• [Aim of the task]
The reply should be the records repeated exactly, without any images.

• [Exercise material]
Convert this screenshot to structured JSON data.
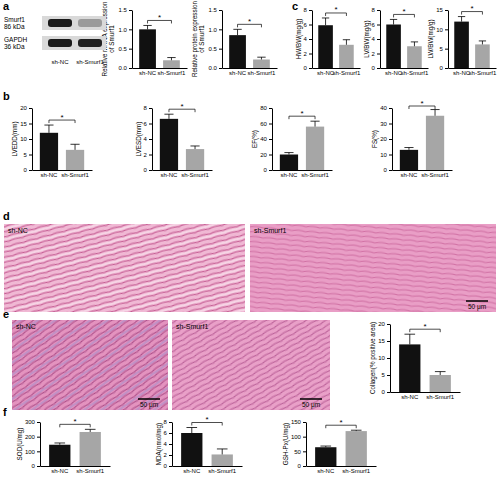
{
  "chart_data": [
    {
      "type": "bar",
      "ylabel": [
        "Relative mRNA expression",
        "of Smurf1"
      ],
      "categories": [
        "sh-NC",
        "sh-Smurf1"
      ],
      "values": [
        1.0,
        0.2
      ],
      "errors": [
        0.1,
        0.07
      ],
      "colors": [
        "#111111",
        "#a6a6a6"
      ],
      "ylim": [
        0,
        1.5
      ],
      "yticks": [
        {
          "value": 0,
          "label": "0.0"
        },
        0.5,
        {
          "value": 1,
          "label": "1.0"
        },
        1.5
      ],
      "annotation": "*"
    },
    {
      "type": "bar",
      "ylabel": [
        "Relative protein expression",
        "of Smurf1"
      ],
      "categories": [
        "sh-NC",
        "sh-Smurf1"
      ],
      "values": [
        0.85,
        0.22
      ],
      "errors": [
        0.15,
        0.06
      ],
      "colors": [
        "#111111",
        "#a6a6a6"
      ],
      "ylim": [
        0,
        1.5
      ],
      "yticks": [
        {
          "value": 0,
          "label": "0.0"
        },
        0.5,
        {
          "value": 1,
          "label": "1.0"
        },
        1.5
      ],
      "annotation": "*"
    },
    {
      "type": "bar",
      "ylabel": "LVEDD(mm)",
      "categories": [
        "sh-NC",
        "sh-Smurf1"
      ],
      "values": [
        12,
        6.5
      ],
      "errors": [
        2.5,
        1.8
      ],
      "colors": [
        "#111111",
        "#a6a6a6"
      ],
      "ylim": [
        0,
        20
      ],
      "yticks": [
        0,
        5,
        10,
        15,
        20
      ],
      "annotation": "*"
    },
    {
      "type": "bar",
      "ylabel": "LVESD(mm)",
      "categories": [
        "sh-NC",
        "sh-Smurf1"
      ],
      "values": [
        6.6,
        2.7
      ],
      "errors": [
        0.6,
        0.4
      ],
      "colors": [
        "#111111",
        "#a6a6a6"
      ],
      "ylim": [
        0,
        8
      ],
      "yticks": [
        0,
        2,
        4,
        6,
        8
      ],
      "annotation": "*"
    },
    {
      "type": "bar",
      "ylabel": "EF(%)",
      "categories": [
        "sh-NC",
        "sh-Smurf1"
      ],
      "values": [
        20,
        56
      ],
      "errors": [
        2.5,
        7
      ],
      "colors": [
        "#111111",
        "#a6a6a6"
      ],
      "ylim": [
        0,
        80
      ],
      "yticks": [
        0,
        20,
        40,
        60,
        80
      ],
      "annotation": "*"
    },
    {
      "type": "bar",
      "ylabel": "FS(%)",
      "categories": [
        "sh-NC",
        "sh-Smurf1"
      ],
      "values": [
        13,
        35
      ],
      "errors": [
        1.5,
        4
      ],
      "colors": [
        "#111111",
        "#a6a6a6"
      ],
      "ylim": [
        0,
        40
      ],
      "yticks": [
        0,
        10,
        20,
        30,
        40
      ],
      "annotation": "*"
    },
    {
      "type": "bar",
      "ylabel": "HW/BW(mg/g)",
      "categories": [
        "sh-NC",
        "sh-Smurf1"
      ],
      "values": [
        5.9,
        3.2
      ],
      "errors": [
        1.0,
        0.7
      ],
      "colors": [
        "#111111",
        "#a6a6a6"
      ],
      "ylim": [
        0,
        8
      ],
      "yticks": [
        0,
        2,
        4,
        6,
        8
      ],
      "annotation": "*"
    },
    {
      "type": "bar",
      "ylabel": "LV/BW(mg/g)",
      "categories": [
        "sh-NC",
        "sh-Smurf1"
      ],
      "values": [
        6.0,
        3.0
      ],
      "errors": [
        0.7,
        0.6
      ],
      "colors": [
        "#111111",
        "#a6a6a6"
      ],
      "ylim": [
        0,
        8
      ],
      "yticks": [
        0,
        2,
        4,
        6,
        8
      ],
      "annotation": "*"
    },
    {
      "type": "bar",
      "ylabel": "LW/BW(mg/g)",
      "categories": [
        "sh-NC",
        "sh-Smurf1"
      ],
      "values": [
        12,
        6.1
      ],
      "errors": [
        1.3,
        0.9
      ],
      "colors": [
        "#111111",
        "#a6a6a6"
      ],
      "ylim": [
        0,
        15
      ],
      "yticks": [
        0,
        5,
        10,
        15
      ],
      "annotation": "*"
    },
    {
      "type": "bar",
      "ylabel": "Collagen(% positive area)",
      "categories": [
        "sh-NC",
        "sh-Smurf1"
      ],
      "values": [
        14,
        5
      ],
      "errors": [
        3,
        1
      ],
      "colors": [
        "#111111",
        "#a6a6a6"
      ],
      "ylim": [
        0,
        20
      ],
      "yticks": [
        0,
        5,
        10,
        15,
        20
      ],
      "annotation": "*"
    },
    {
      "type": "bar",
      "ylabel": "SOD(U/mg)",
      "categories": [
        "sh-NC",
        "sh-Smurf1"
      ],
      "values": [
        145,
        232
      ],
      "errors": [
        12,
        18
      ],
      "colors": [
        "#111111",
        "#a6a6a6"
      ],
      "ylim": [
        0,
        300
      ],
      "yticks": [
        0,
        100,
        200,
        300
      ],
      "annotation": "*"
    },
    {
      "type": "bar",
      "ylabel": "MDA(nmol/mg)",
      "categories": [
        "sh-NC",
        "sh-Smurf1"
      ],
      "values": [
        6.0,
        2.1
      ],
      "errors": [
        1.0,
        1.0
      ],
      "colors": [
        "#111111",
        "#a6a6a6"
      ],
      "ylim": [
        0,
        8
      ],
      "yticks": [
        0,
        2,
        4,
        6,
        8
      ],
      "annotation": "*"
    },
    {
      "type": "bar",
      "ylabel": "GSH-Px(U/mg)",
      "categories": [
        "sh-NC",
        "sh-Smurf1"
      ],
      "values": [
        64,
        119
      ],
      "errors": [
        4,
        3
      ],
      "colors": [
        "#111111",
        "#a6a6a6"
      ],
      "ylim": [
        0,
        150
      ],
      "yticks": [
        0,
        50,
        100,
        150
      ],
      "annotation": "*"
    }
  ],
  "figure": {
    "panel_labels": [
      "a",
      "b",
      "c",
      "d",
      "e",
      "f"
    ],
    "blot": {
      "rows": [
        {
          "name": "Smurf1",
          "size": "86 kDa"
        },
        {
          "name": "GAPDH",
          "size": "36 kDa"
        }
      ],
      "lanes": [
        "sh-NC",
        "sh-Smurf1"
      ]
    },
    "histology_d": [
      {
        "label": "sh-NC"
      },
      {
        "label": "sh-Smurf1",
        "scale_bar": "50 μm"
      }
    ],
    "histology_e": [
      {
        "label": "sh-NC",
        "scale_bar": "50 μm"
      },
      {
        "label": "sh-Smurf1",
        "scale_bar": "50 μm"
      }
    ]
  }
}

• [Written solution]
Convert this screenshot to structured JSON data.
{
  "chart_data": [
    {
      "type": "bar",
      "ylabel": [
        "Relative mRNA expression",
        "of Smurf1"
      ],
      "categories": [
        "sh-NC",
        "sh-Smurf1"
      ],
      "values": [
        1.0,
        0.2
      ],
      "errors": [
        0.1,
        0.07
      ],
      "colors": [
        "#111111",
        "#a6a6a6"
      ],
      "ylim": [
        0,
        1.5
      ],
      "yticks": [
        {
          "value": 0,
          "label": "0.0"
        },
        0.5,
        {
          "value": 1,
          "label": "1.0"
        },
        1.5
      ],
      "annotation": "*"
    },
    {
      "type": "bar",
      "ylabel": [
        "Relative protein expression",
        "of Smurf1"
      ],
      "categories": [
        "sh-NC",
        "sh-Smurf1"
      ],
      "values": [
        0.85,
        0.22
      ],
      "errors": [
        0.15,
        0.06
      ],
      "colors": [
        "#111111",
        "#a6a6a6"
      ],
      "ylim": [
        0,
        1.5
      ],
      "yticks": [
        {
          "value": 0,
          "label": "0.0"
        },
        0.5,
        {
          "value": 1,
          "label": "1.0"
        },
        1.5
      ],
      "annotation": "*"
    },
    {
      "type": "bar",
      "ylabel": "LVEDD(mm)",
      "categories": [
        "sh-NC",
        "sh-Smurf1"
      ],
      "values": [
        12,
        6.5
      ],
      "errors": [
        2.5,
        1.8
      ],
      "colors": [
        "#111111",
        "#a6a6a6"
      ],
      "ylim": [
        0,
        20
      ],
      "yticks": [
        0,
        5,
        10,
        15,
        20
      ],
      "annotation": "*"
    },
    {
      "type": "bar",
      "ylabel": "LVESD(mm)",
      "categories": [
        "sh-NC",
        "sh-Smurf1"
      ],
      "values": [
        6.6,
        2.7
      ],
      "errors": [
        0.6,
        0.4
      ],
      "colors": [
        "#111111",
        "#a6a6a6"
      ],
      "ylim": [
        0,
        8
      ],
      "yticks": [
        0,
        2,
        4,
        6,
        8
      ],
      "annotation": "*"
    },
    {
      "type": "bar",
      "ylabel": "EF(%)",
      "categories": [
        "sh-NC",
        "sh-Smurf1"
      ],
      "values": [
        20,
        56
      ],
      "errors": [
        2.5,
        7
      ],
      "colors": [
        "#111111",
        "#a6a6a6"
      ],
      "ylim": [
        0,
        80
      ],
      "yticks": [
        0,
        20,
        40,
        60,
        80
      ],
      "annotation": "*"
    },
    {
      "type": "bar",
      "ylabel": "FS(%)",
      "categories": [
        "sh-NC",
        "sh-Smurf1"
      ],
      "values": [
        13,
        35
      ],
      "errors": [
        1.5,
        4
      ],
      "colors": [
        "#111111",
        "#a6a6a6"
      ],
      "ylim": [
        0,
        40
      ],
      "yticks": [
        0,
        10,
        20,
        30,
        40
      ],
      "annotation": "*"
    },
    {
      "type": "bar",
      "ylabel": "HW/BW(mg/g)",
      "categories": [
        "sh-NC",
        "sh-Smurf1"
      ],
      "values": [
        5.9,
        3.2
      ],
      "errors": [
        1.0,
        0.7
      ],
      "colors": [
        "#111111",
        "#a6a6a6"
      ],
      "ylim": [
        0,
        8
      ],
      "yticks": [
        0,
        2,
        4,
        6,
        8
      ],
      "annotation": "*"
    },
    {
      "type": "bar",
      "ylabel": "LV/BW(mg/g)",
      "categories": [
        "sh-NC",
        "sh-Smurf1"
      ],
      "values": [
        6.0,
        3.0
      ],
      "errors": [
        0.7,
        0.6
      ],
      "colors": [
        "#111111",
        "#a6a6a6"
      ],
      "ylim": [
        0,
        8
      ],
      "yticks": [
        0,
        2,
        4,
        6,
        8
      ],
      "annotation": "*"
    },
    {
      "type": "bar",
      "ylabel": "LW/BW(mg/g)",
      "categories": [
        "sh-NC",
        "sh-Smurf1"
      ],
      "values": [
        12,
        6.1
      ],
      "errors": [
        1.3,
        0.9
      ],
      "colors": [
        "#111111",
        "#a6a6a6"
      ],
      "ylim": [
        0,
        15
      ],
      "yticks": [
        0,
        5,
        10,
        15
      ],
      "annotation": "*"
    },
    {
      "type": "bar",
      "ylabel": "Collagen(% positive area)",
      "categories": [
        "sh-NC",
        "sh-Smurf1"
      ],
      "values": [
        14,
        5
      ],
      "errors": [
        3,
        1
      ],
      "colors": [
        "#111111",
        "#a6a6a6"
      ],
      "ylim": [
        0,
        20
      ],
      "yticks": [
        0,
        5,
        10,
        15,
        20
      ],
      "annotation": "*"
    },
    {
      "type": "bar",
      "ylabel": "SOD(U/mg)",
      "categories": [
        "sh-NC",
        "sh-Smurf1"
      ],
      "values": [
        145,
        232
      ],
      "errors": [
        12,
        18
      ],
      "colors": [
        "#111111",
        "#a6a6a6"
      ],
      "ylim": [
        0,
        300
      ],
      "yticks": [
        0,
        100,
        200,
        300
      ],
      "annotation": "*"
    },
    {
      "type": "bar",
      "ylabel": "MDA(nmol/mg)",
      "categories": [
        "sh-NC",
        "sh-Smurf1"
      ],
      "values": [
        6.0,
        2.1
      ],
      "errors": [
        1.0,
        1.0
      ],
      "colors": [
        "#111111",
        "#a6a6a6"
      ],
      "ylim": [
        0,
        8
      ],
      "yticks": [
        0,
        2,
        4,
        6,
        8
      ],
      "annotation": "*"
    },
    {
      "type": "bar",
      "ylabel": "GSH-Px(U/mg)",
      "categories": [
        "sh-NC",
        "sh-Smurf1"
      ],
      "values": [
        64,
        119
      ],
      "errors": [
        4,
        3
      ],
      "colors": [
        "#111111",
        "#a6a6a6"
      ],
      "ylim": [
        0,
        150
      ],
      "yticks": [
        0,
        50,
        100,
        150
      ],
      "annotation": "*"
    }
  ],
  "figure": {
    "panel_labels": [
      "a",
      "b",
      "c",
      "d",
      "e",
      "f"
    ],
    "blot": {
      "rows": [
        {
          "name": "Smurf1",
          "size": "86 kDa"
        },
        {
          "name": "GAPDH",
          "size": "36 kDa"
        }
      ],
      "lanes": [
        "sh-NC",
        "sh-Smurf1"
      ]
    },
    "histology_d": [
      {
        "label": "sh-NC"
      },
      {
        "label": "sh-Smurf1",
        "scale_bar": "50 μm"
      }
    ],
    "histology_e": [
      {
        "label": "sh-NC",
        "scale_bar": "50 μm"
      },
      {
        "label": "sh-Smurf1",
        "scale_bar": "50 μm"
      }
    ]
  }
}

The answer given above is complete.